**Task requirements**
Return the records word for word. Any pictures in them are not part of the copy.

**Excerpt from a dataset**
☆ ☆ ☆ ☆
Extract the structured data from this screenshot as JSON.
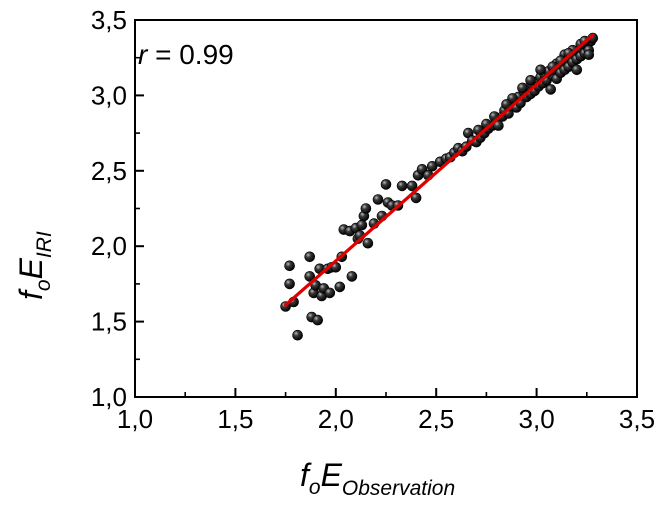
{
  "chart_data": {
    "type": "scatter",
    "title": "",
    "xlabel": {
      "main_f": "f",
      "sub_o": "o",
      "main_E": "E",
      "sub": "Observation"
    },
    "ylabel": {
      "main_f": "f",
      "sub_o": "o",
      "main_E": "E",
      "sub": "IRI"
    },
    "xlim": [
      1.0,
      3.5
    ],
    "ylim": [
      1.0,
      3.5
    ],
    "xticks": [
      1.0,
      1.5,
      2.0,
      2.5,
      3.0,
      3.5
    ],
    "yticks": [
      1.0,
      1.5,
      2.0,
      2.5,
      3.0,
      3.5
    ],
    "xtick_labels": [
      "1,0",
      "1,5",
      "2,0",
      "2,5",
      "3,0",
      "3,5"
    ],
    "ytick_labels": [
      "1,0",
      "1,5",
      "2,0",
      "2,5",
      "3,0",
      "3,5"
    ],
    "annotation": {
      "r_symbol": "r",
      "r_text": " = 0.99"
    },
    "grid": false,
    "colors": {
      "points": "#1a1a1a",
      "fit_line": "#e00000",
      "axes": "#000000"
    },
    "fit_line": {
      "x": [
        1.75,
        3.28
      ],
      "y": [
        1.61,
        3.4
      ]
    },
    "series": [
      {
        "points": [
          [
            1.75,
            1.6
          ],
          [
            1.77,
            1.87
          ],
          [
            1.77,
            1.75
          ],
          [
            1.79,
            1.63
          ],
          [
            1.81,
            1.41
          ],
          [
            1.87,
            1.93
          ],
          [
            1.87,
            1.8
          ],
          [
            1.88,
            1.53
          ],
          [
            1.89,
            1.69
          ],
          [
            1.9,
            1.74
          ],
          [
            1.91,
            1.51
          ],
          [
            1.92,
            1.85
          ],
          [
            1.93,
            1.67
          ],
          [
            1.94,
            1.72
          ],
          [
            1.96,
            1.85
          ],
          [
            1.97,
            1.69
          ],
          [
            1.98,
            1.86
          ],
          [
            2.0,
            1.86
          ],
          [
            2.02,
            1.73
          ],
          [
            2.03,
            1.93
          ],
          [
            2.04,
            2.11
          ],
          [
            2.07,
            2.1
          ],
          [
            2.08,
            1.8
          ],
          [
            2.1,
            2.12
          ],
          [
            2.11,
            2.05
          ],
          [
            2.12,
            2.07
          ],
          [
            2.13,
            2.14
          ],
          [
            2.14,
            2.2
          ],
          [
            2.15,
            2.25
          ],
          [
            2.16,
            2.02
          ],
          [
            2.19,
            2.15
          ],
          [
            2.21,
            2.31
          ],
          [
            2.23,
            2.2
          ],
          [
            2.25,
            2.41
          ],
          [
            2.26,
            2.29
          ],
          [
            2.28,
            2.27
          ],
          [
            2.31,
            2.27
          ],
          [
            2.33,
            2.4
          ],
          [
            2.38,
            2.4
          ],
          [
            2.4,
            2.32
          ],
          [
            2.41,
            2.47
          ],
          [
            2.43,
            2.51
          ],
          [
            2.46,
            2.47
          ],
          [
            2.48,
            2.53
          ],
          [
            2.52,
            2.56
          ],
          [
            2.55,
            2.58
          ],
          [
            2.57,
            2.59
          ],
          [
            2.59,
            2.62
          ],
          [
            2.61,
            2.65
          ],
          [
            2.63,
            2.63
          ],
          [
            2.65,
            2.66
          ],
          [
            2.66,
            2.75
          ],
          [
            2.68,
            2.7
          ],
          [
            2.7,
            2.69
          ],
          [
            2.72,
            2.72
          ],
          [
            2.74,
            2.75
          ],
          [
            2.76,
            2.78
          ],
          [
            2.78,
            2.8
          ],
          [
            2.8,
            2.82
          ],
          [
            2.81,
            2.8
          ],
          [
            2.83,
            2.86
          ],
          [
            2.84,
            2.9
          ],
          [
            2.86,
            2.88
          ],
          [
            2.87,
            2.93
          ],
          [
            2.89,
            2.96
          ],
          [
            2.9,
            2.92
          ],
          [
            2.91,
            2.99
          ],
          [
            2.92,
            2.95
          ],
          [
            2.94,
            3.02
          ],
          [
            2.95,
            2.99
          ],
          [
            2.96,
            3.05
          ],
          [
            2.97,
            3.01
          ],
          [
            2.98,
            3.07
          ],
          [
            2.99,
            3.03
          ],
          [
            3.0,
            3.09
          ],
          [
            3.01,
            3.06
          ],
          [
            3.02,
            3.12
          ],
          [
            3.03,
            3.08
          ],
          [
            3.04,
            3.14
          ],
          [
            3.05,
            3.1
          ],
          [
            3.07,
            3.04
          ],
          [
            3.08,
            3.13
          ],
          [
            3.09,
            3.17
          ],
          [
            3.1,
            3.11
          ],
          [
            3.11,
            3.19
          ],
          [
            3.12,
            3.15
          ],
          [
            3.13,
            3.21
          ],
          [
            3.14,
            3.17
          ],
          [
            3.15,
            3.23
          ],
          [
            3.16,
            3.19
          ],
          [
            3.17,
            3.25
          ],
          [
            3.18,
            3.22
          ],
          [
            3.19,
            3.27
          ],
          [
            3.2,
            3.24
          ],
          [
            3.21,
            3.29
          ],
          [
            3.22,
            3.26
          ],
          [
            3.23,
            3.31
          ],
          [
            3.24,
            3.28
          ],
          [
            3.25,
            3.33
          ],
          [
            3.26,
            3.3
          ],
          [
            3.27,
            3.36
          ],
          [
            3.28,
            3.38
          ],
          [
            3.22,
            3.34
          ],
          [
            3.18,
            3.3
          ],
          [
            3.14,
            3.27
          ],
          [
            3.1,
            3.21
          ],
          [
            3.06,
            3.16
          ],
          [
            3.02,
            3.17
          ],
          [
            2.97,
            3.1
          ],
          [
            2.93,
            3.05
          ],
          [
            2.88,
            2.98
          ],
          [
            2.85,
            2.94
          ],
          [
            2.79,
            2.86
          ],
          [
            2.75,
            2.81
          ],
          [
            2.71,
            2.77
          ],
          [
            3.2,
            3.17
          ],
          [
            3.24,
            3.36
          ],
          [
            3.26,
            3.27
          ],
          [
            3.16,
            3.28
          ],
          [
            3.12,
            3.23
          ],
          [
            3.08,
            3.19
          ]
        ]
      }
    ]
  }
}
☆ ☆ ☆ ☆
**Final result**
Extract the structured data from this screenshot as JSON.
{
  "chart_data": {
    "type": "scatter",
    "title": "",
    "xlabel": {
      "main_f": "f",
      "sub_o": "o",
      "main_E": "E",
      "sub": "Observation"
    },
    "ylabel": {
      "main_f": "f",
      "sub_o": "o",
      "main_E": "E",
      "sub": "IRI"
    },
    "xlim": [
      1.0,
      3.5
    ],
    "ylim": [
      1.0,
      3.5
    ],
    "xticks": [
      1.0,
      1.5,
      2.0,
      2.5,
      3.0,
      3.5
    ],
    "yticks": [
      1.0,
      1.5,
      2.0,
      2.5,
      3.0,
      3.5
    ],
    "xtick_labels": [
      "1,0",
      "1,5",
      "2,0",
      "2,5",
      "3,0",
      "3,5"
    ],
    "ytick_labels": [
      "1,0",
      "1,5",
      "2,0",
      "2,5",
      "3,0",
      "3,5"
    ],
    "annotation": {
      "r_symbol": "r",
      "r_text": " = 0.99"
    },
    "grid": false,
    "colors": {
      "points": "#1a1a1a",
      "fit_line": "#e00000",
      "axes": "#000000"
    },
    "fit_line": {
      "x": [
        1.75,
        3.28
      ],
      "y": [
        1.61,
        3.4
      ]
    },
    "series": [
      {
        "points": [
          [
            1.75,
            1.6
          ],
          [
            1.77,
            1.87
          ],
          [
            1.77,
            1.75
          ],
          [
            1.79,
            1.63
          ],
          [
            1.81,
            1.41
          ],
          [
            1.87,
            1.93
          ],
          [
            1.87,
            1.8
          ],
          [
            1.88,
            1.53
          ],
          [
            1.89,
            1.69
          ],
          [
            1.9,
            1.74
          ],
          [
            1.91,
            1.51
          ],
          [
            1.92,
            1.85
          ],
          [
            1.93,
            1.67
          ],
          [
            1.94,
            1.72
          ],
          [
            1.96,
            1.85
          ],
          [
            1.97,
            1.69
          ],
          [
            1.98,
            1.86
          ],
          [
            2.0,
            1.86
          ],
          [
            2.02,
            1.73
          ],
          [
            2.03,
            1.93
          ],
          [
            2.04,
            2.11
          ],
          [
            2.07,
            2.1
          ],
          [
            2.08,
            1.8
          ],
          [
            2.1,
            2.12
          ],
          [
            2.11,
            2.05
          ],
          [
            2.12,
            2.07
          ],
          [
            2.13,
            2.14
          ],
          [
            2.14,
            2.2
          ],
          [
            2.15,
            2.25
          ],
          [
            2.16,
            2.02
          ],
          [
            2.19,
            2.15
          ],
          [
            2.21,
            2.31
          ],
          [
            2.23,
            2.2
          ],
          [
            2.25,
            2.41
          ],
          [
            2.26,
            2.29
          ],
          [
            2.28,
            2.27
          ],
          [
            2.31,
            2.27
          ],
          [
            2.33,
            2.4
          ],
          [
            2.38,
            2.4
          ],
          [
            2.4,
            2.32
          ],
          [
            2.41,
            2.47
          ],
          [
            2.43,
            2.51
          ],
          [
            2.46,
            2.47
          ],
          [
            2.48,
            2.53
          ],
          [
            2.52,
            2.56
          ],
          [
            2.55,
            2.58
          ],
          [
            2.57,
            2.59
          ],
          [
            2.59,
            2.62
          ],
          [
            2.61,
            2.65
          ],
          [
            2.63,
            2.63
          ],
          [
            2.65,
            2.66
          ],
          [
            2.66,
            2.75
          ],
          [
            2.68,
            2.7
          ],
          [
            2.7,
            2.69
          ],
          [
            2.72,
            2.72
          ],
          [
            2.74,
            2.75
          ],
          [
            2.76,
            2.78
          ],
          [
            2.78,
            2.8
          ],
          [
            2.8,
            2.82
          ],
          [
            2.81,
            2.8
          ],
          [
            2.83,
            2.86
          ],
          [
            2.84,
            2.9
          ],
          [
            2.86,
            2.88
          ],
          [
            2.87,
            2.93
          ],
          [
            2.89,
            2.96
          ],
          [
            2.9,
            2.92
          ],
          [
            2.91,
            2.99
          ],
          [
            2.92,
            2.95
          ],
          [
            2.94,
            3.02
          ],
          [
            2.95,
            2.99
          ],
          [
            2.96,
            3.05
          ],
          [
            2.97,
            3.01
          ],
          [
            2.98,
            3.07
          ],
          [
            2.99,
            3.03
          ],
          [
            3.0,
            3.09
          ],
          [
            3.01,
            3.06
          ],
          [
            3.02,
            3.12
          ],
          [
            3.03,
            3.08
          ],
          [
            3.04,
            3.14
          ],
          [
            3.05,
            3.1
          ],
          [
            3.07,
            3.04
          ],
          [
            3.08,
            3.13
          ],
          [
            3.09,
            3.17
          ],
          [
            3.1,
            3.11
          ],
          [
            3.11,
            3.19
          ],
          [
            3.12,
            3.15
          ],
          [
            3.13,
            3.21
          ],
          [
            3.14,
            3.17
          ],
          [
            3.15,
            3.23
          ],
          [
            3.16,
            3.19
          ],
          [
            3.17,
            3.25
          ],
          [
            3.18,
            3.22
          ],
          [
            3.19,
            3.27
          ],
          [
            3.2,
            3.24
          ],
          [
            3.21,
            3.29
          ],
          [
            3.22,
            3.26
          ],
          [
            3.23,
            3.31
          ],
          [
            3.24,
            3.28
          ],
          [
            3.25,
            3.33
          ],
          [
            3.26,
            3.3
          ],
          [
            3.27,
            3.36
          ],
          [
            3.28,
            3.38
          ],
          [
            3.22,
            3.34
          ],
          [
            3.18,
            3.3
          ],
          [
            3.14,
            3.27
          ],
          [
            3.1,
            3.21
          ],
          [
            3.06,
            3.16
          ],
          [
            3.02,
            3.17
          ],
          [
            2.97,
            3.1
          ],
          [
            2.93,
            3.05
          ],
          [
            2.88,
            2.98
          ],
          [
            2.85,
            2.94
          ],
          [
            2.79,
            2.86
          ],
          [
            2.75,
            2.81
          ],
          [
            2.71,
            2.77
          ],
          [
            3.2,
            3.17
          ],
          [
            3.24,
            3.36
          ],
          [
            3.26,
            3.27
          ],
          [
            3.16,
            3.28
          ],
          [
            3.12,
            3.23
          ],
          [
            3.08,
            3.19
          ]
        ]
      }
    ]
  }
}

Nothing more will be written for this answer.